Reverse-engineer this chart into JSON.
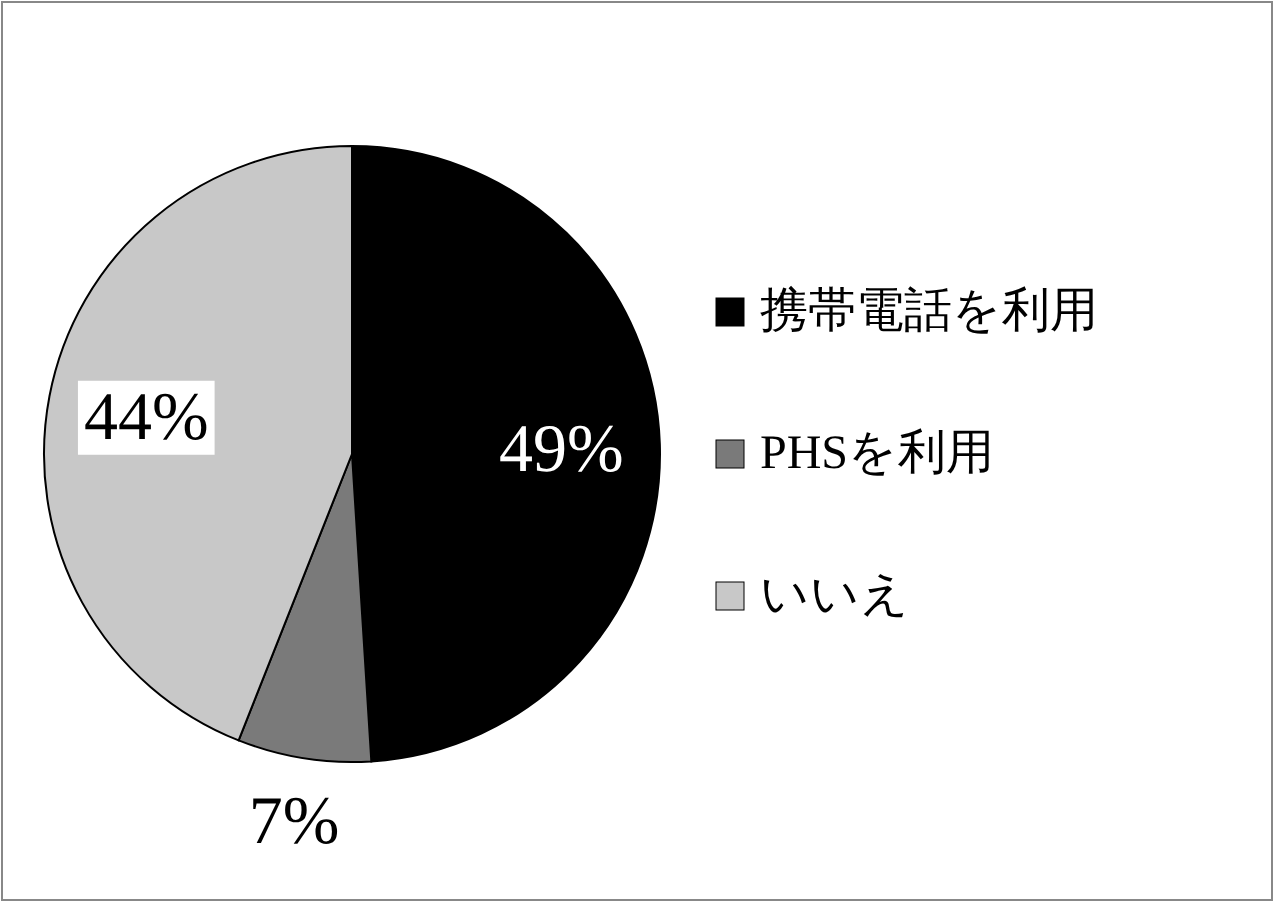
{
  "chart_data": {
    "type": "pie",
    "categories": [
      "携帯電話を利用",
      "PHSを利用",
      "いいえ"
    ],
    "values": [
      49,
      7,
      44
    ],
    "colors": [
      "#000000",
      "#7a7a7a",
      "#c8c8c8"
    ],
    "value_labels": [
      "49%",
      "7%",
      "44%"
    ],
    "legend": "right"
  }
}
--
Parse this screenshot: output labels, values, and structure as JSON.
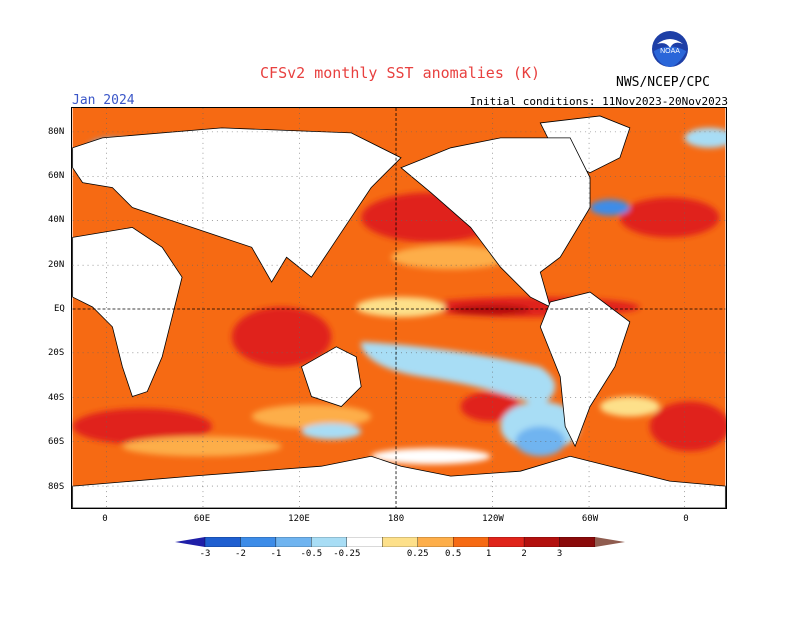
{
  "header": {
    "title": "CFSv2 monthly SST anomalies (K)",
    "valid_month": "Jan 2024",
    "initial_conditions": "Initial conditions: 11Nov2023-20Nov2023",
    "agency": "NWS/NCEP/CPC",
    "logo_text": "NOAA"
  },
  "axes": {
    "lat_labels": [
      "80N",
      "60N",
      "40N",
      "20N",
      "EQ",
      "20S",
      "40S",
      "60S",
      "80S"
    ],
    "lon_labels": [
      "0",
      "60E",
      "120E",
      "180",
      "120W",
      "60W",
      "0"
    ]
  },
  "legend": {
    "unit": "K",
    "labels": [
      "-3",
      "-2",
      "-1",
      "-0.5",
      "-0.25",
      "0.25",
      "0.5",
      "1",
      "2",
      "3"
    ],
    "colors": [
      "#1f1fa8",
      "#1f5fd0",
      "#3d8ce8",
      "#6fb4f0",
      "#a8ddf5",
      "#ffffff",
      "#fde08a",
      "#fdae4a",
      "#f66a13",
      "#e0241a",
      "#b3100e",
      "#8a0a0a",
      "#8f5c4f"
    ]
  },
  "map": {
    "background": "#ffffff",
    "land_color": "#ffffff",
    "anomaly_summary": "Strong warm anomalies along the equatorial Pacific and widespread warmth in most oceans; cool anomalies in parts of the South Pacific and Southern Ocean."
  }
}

EXERCISE DIRECTIONS: Copy each line of the preceding data that contains the string "values".

RIGHT ANSWER:
    "values": [
Parse this screenshot: output labels, values, and structure as JSON.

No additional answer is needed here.